## Task statement
Quote every entry word for word.
>> begin Entries provided
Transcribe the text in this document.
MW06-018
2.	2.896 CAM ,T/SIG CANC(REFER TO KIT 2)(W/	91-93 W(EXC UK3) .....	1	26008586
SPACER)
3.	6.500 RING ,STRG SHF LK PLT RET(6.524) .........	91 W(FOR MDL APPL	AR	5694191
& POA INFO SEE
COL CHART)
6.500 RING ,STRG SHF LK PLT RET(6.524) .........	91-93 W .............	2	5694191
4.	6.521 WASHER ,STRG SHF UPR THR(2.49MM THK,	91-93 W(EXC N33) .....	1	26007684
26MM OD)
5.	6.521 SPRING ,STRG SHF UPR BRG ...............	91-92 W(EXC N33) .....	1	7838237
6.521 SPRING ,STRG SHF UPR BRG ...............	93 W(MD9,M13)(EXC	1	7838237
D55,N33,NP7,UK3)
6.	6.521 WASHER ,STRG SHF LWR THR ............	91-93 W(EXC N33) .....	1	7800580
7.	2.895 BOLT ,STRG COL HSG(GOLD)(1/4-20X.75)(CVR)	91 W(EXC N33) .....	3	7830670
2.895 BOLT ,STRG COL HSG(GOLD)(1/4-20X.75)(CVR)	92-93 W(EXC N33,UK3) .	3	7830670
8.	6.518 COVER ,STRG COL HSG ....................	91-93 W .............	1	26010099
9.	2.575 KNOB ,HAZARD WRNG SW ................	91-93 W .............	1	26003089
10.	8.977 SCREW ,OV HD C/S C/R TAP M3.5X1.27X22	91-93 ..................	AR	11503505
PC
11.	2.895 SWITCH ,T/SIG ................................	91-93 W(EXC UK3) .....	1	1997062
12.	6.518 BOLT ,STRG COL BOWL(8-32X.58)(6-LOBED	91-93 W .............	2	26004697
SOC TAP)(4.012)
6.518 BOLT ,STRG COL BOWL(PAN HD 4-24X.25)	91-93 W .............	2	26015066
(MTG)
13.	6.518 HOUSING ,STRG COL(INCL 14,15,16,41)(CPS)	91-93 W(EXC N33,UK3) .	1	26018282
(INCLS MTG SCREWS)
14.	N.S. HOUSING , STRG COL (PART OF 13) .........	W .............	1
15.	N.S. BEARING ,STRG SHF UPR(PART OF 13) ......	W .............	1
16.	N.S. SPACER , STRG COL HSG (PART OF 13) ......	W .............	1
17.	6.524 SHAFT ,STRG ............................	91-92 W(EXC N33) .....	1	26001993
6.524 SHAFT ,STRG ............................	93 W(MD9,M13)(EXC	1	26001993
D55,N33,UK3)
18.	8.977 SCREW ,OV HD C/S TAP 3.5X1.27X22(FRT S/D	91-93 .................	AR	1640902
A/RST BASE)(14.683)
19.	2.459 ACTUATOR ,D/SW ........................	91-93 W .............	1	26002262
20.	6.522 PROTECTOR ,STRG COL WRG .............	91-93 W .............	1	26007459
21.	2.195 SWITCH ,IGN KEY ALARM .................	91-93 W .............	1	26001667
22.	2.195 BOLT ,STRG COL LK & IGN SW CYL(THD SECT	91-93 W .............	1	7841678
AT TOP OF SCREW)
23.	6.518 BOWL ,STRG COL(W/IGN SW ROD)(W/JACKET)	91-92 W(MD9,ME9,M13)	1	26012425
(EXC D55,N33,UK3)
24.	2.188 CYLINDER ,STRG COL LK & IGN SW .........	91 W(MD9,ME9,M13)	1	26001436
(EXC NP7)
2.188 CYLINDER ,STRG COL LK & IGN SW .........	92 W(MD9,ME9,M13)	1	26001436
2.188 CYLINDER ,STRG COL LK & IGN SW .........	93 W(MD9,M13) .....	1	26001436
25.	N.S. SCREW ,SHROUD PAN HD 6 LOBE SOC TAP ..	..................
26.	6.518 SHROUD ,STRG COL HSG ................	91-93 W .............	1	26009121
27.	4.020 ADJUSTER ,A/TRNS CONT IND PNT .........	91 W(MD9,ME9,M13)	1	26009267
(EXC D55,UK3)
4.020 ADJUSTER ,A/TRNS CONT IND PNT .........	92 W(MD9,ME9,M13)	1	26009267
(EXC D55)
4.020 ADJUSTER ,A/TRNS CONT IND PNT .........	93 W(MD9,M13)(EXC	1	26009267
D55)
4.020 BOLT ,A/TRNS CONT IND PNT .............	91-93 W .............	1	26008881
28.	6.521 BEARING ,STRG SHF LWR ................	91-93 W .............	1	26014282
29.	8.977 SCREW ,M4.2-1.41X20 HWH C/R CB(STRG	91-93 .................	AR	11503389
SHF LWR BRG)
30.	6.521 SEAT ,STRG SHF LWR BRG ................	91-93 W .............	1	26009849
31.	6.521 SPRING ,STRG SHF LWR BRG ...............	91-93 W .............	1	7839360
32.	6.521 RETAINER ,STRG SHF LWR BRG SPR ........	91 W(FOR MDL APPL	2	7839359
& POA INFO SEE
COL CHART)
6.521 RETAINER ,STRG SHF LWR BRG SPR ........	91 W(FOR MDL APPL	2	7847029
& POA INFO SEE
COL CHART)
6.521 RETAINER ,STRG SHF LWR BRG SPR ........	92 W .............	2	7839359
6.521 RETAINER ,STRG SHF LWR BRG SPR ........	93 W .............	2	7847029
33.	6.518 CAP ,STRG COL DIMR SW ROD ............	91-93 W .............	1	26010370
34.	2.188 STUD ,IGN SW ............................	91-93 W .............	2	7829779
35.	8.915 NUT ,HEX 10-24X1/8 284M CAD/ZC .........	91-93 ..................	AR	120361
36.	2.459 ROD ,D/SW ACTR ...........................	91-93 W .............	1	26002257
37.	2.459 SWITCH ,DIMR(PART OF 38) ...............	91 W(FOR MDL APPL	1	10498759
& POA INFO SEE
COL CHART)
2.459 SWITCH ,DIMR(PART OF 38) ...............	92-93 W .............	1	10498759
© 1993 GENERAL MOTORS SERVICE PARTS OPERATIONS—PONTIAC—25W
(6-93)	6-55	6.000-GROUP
>> end Entries provided
## Answer for this exercise
Transcribe the text in this document.
MW06-018
2.	2.896 CAM ,T/SIG CANC(REFER TO KIT 2)(W/	91-93 W(EXC UK3) .....	1	26008586
SPACER)
3.	6.500 RING ,STRG SHF LK PLT RET(6.524) .........	91 W(FOR MDL APPL	AR	5694191
& POA INFO SEE
COL CHART)
6.500 RING ,STRG SHF LK PLT RET(6.524) .........	91-93 W .............	2	5694191
4.	6.521 WASHER ,STRG SHF UPR THR(2.49MM THK,	91-93 W(EXC N33) .....	1	26007684
26MM OD)
5.	6.521 SPRING ,STRG SHF UPR BRG ...............	91-92 W(EXC N33) .....	1	7838237
6.521 SPRING ,STRG SHF UPR BRG ...............	93 W(MD9,M13)(EXC	1	7838237
D55,N33,NP7,UK3)
6.	6.521 WASHER ,STRG SHF LWR THR ............	91-93 W(EXC N33) .....	1	7800580
7.	2.895 BOLT ,STRG COL HSG(GOLD)(1/4-20X.75)(CVR)	91 W(EXC N33) .....	3	7830670
2.895 BOLT ,STRG COL HSG(GOLD)(1/4-20X.75)(CVR)	92-93 W(EXC N33,UK3) .	3	7830670
8.	6.518 COVER ,STRG COL HSG ....................	91-93 W .............	1	26010099
9.	2.575 KNOB ,HAZARD WRNG SW ................	91-93 W .............	1	26003089
10.	8.977 SCREW ,OV HD C/S C/R TAP M3.5X1.27X22	91-93 ..................	AR	11503505
PC
11.	2.895 SWITCH ,T/SIG ................................	91-93 W(EXC UK3) .....	1	1997062
12.	6.518 BOLT ,STRG COL BOWL(8-32X.58)(6-LOBED	91-93 W .............	2	26004697
SOC TAP)(4.012)
6.518 BOLT ,STRG COL BOWL(PAN HD 4-24X.25)	91-93 W .............	2	26015066
(MTG)
13.	6.518 HOUSING ,STRG COL(INCL 14,15,16,41)(CPS)	91-93 W(EXC N33,UK3) .	1	26018282
(INCLS MTG SCREWS)
14.	N.S. HOUSING , STRG COL (PART OF 13) .........	W .............	1
15.	N.S. BEARING ,STRG SHF UPR(PART OF 13) ......	W .............	1
16.	N.S. SPACER , STRG COL HSG (PART OF 13) ......	W .............	1
17.	6.524 SHAFT ,STRG ............................	91-92 W(EXC N33) .....	1	26001993
6.524 SHAFT ,STRG ............................	93 W(MD9,M13)(EXC	1	26001993
D55,N33,UK3)
18.	8.977 SCREW ,OV HD C/S TAP 3.5X1.27X22(FRT S/D	91-93 .................	AR	1640902
A/RST BASE)(14.683)
19.	2.459 ACTUATOR ,D/SW ........................	91-93 W .............	1	26002262
20.	6.522 PROTECTOR ,STRG COL WRG .............	91-93 W .............	1	26007459
21.	2.195 SWITCH ,IGN KEY ALARM .................	91-93 W .............	1	26001667
22.	2.195 BOLT ,STRG COL LK & IGN SW CYL(THD SECT	91-93 W .............	1	7841678
AT TOP OF SCREW)
23.	6.518 BOWL ,STRG COL(W/IGN SW ROD)(W/JACKET)	91-92 W(MD9,ME9,M13)	1	26012425
(EXC D55,N33,UK3)
24.	2.188 CYLINDER ,STRG COL LK & IGN SW .........	91 W(MD9,ME9,M13)	1	26001436
(EXC NP7)
2.188 CYLINDER ,STRG COL LK & IGN SW .........	92 W(MD9,ME9,M13)	1	26001436
2.188 CYLINDER ,STRG COL LK & IGN SW .........	93 W(MD9,M13) .....	1	26001436
25.	N.S. SCREW ,SHROUD PAN HD 6 LOBE SOC TAP ..	..................
26.	6.518 SHROUD ,STRG COL HSG ................	91-93 W .............	1	26009121
27.	4.020 ADJUSTER ,A/TRNS CONT IND PNT .........	91 W(MD9,ME9,M13)	1	26009267
(EXC D55,UK3)
4.020 ADJUSTER ,A/TRNS CONT IND PNT .........	92 W(MD9,ME9,M13)	1	26009267
(EXC D55)
4.020 ADJUSTER ,A/TRNS CONT IND PNT .........	93 W(MD9,M13)(EXC	1	26009267
D55)
4.020 BOLT ,A/TRNS CONT IND PNT .............	91-93 W .............	1	26008881
28.	6.521 BEARING ,STRG SHF LWR ................	91-93 W .............	1	26014282
29.	8.977 SCREW ,M4.2-1.41X20 HWH C/R CB(STRG	91-93 .................	AR	11503389
SHF LWR BRG)
30.	6.521 SEAT ,STRG SHF LWR BRG ................	91-93 W .............	1	26009849
31.	6.521 SPRING ,STRG SHF LWR BRG ...............	91-93 W .............	1	7839360
32.	6.521 RETAINER ,STRG SHF LWR BRG SPR ........	91 W(FOR MDL APPL	2	7839359
& POA INFO SEE
COL CHART)
6.521 RETAINER ,STRG SHF LWR BRG SPR ........	91 W(FOR MDL APPL	2	7847029
& POA INFO SEE
COL CHART)
6.521 RETAINER ,STRG SHF LWR BRG SPR ........	92 W .............	2	7839359
6.521 RETAINER ,STRG SHF LWR BRG SPR ........	93 W .............	2	7847029
33.	6.518 CAP ,STRG COL DIMR SW ROD ............	91-93 W .............	1	26010370
34.	2.188 STUD ,IGN SW ............................	91-93 W .............	2	7829779
35.	8.915 NUT ,HEX 10-24X1/8 284M CAD/ZC .........	91-93 ..................	AR	120361
36.	2.459 ROD ,D/SW ACTR ...........................	91-93 W .............	1	26002257
37.	2.459 SWITCH ,DIMR(PART OF 38) ...............	91 W(FOR MDL APPL	1	10498759
& POA INFO SEE
COL CHART)
2.459 SWITCH ,DIMR(PART OF 38) ...............	92-93 W .............	1	10498759
© 1993 GENERAL MOTORS SERVICE PARTS OPERATIONS—PONTIAC—25W
(6-93)	6-55	6.000-GROUP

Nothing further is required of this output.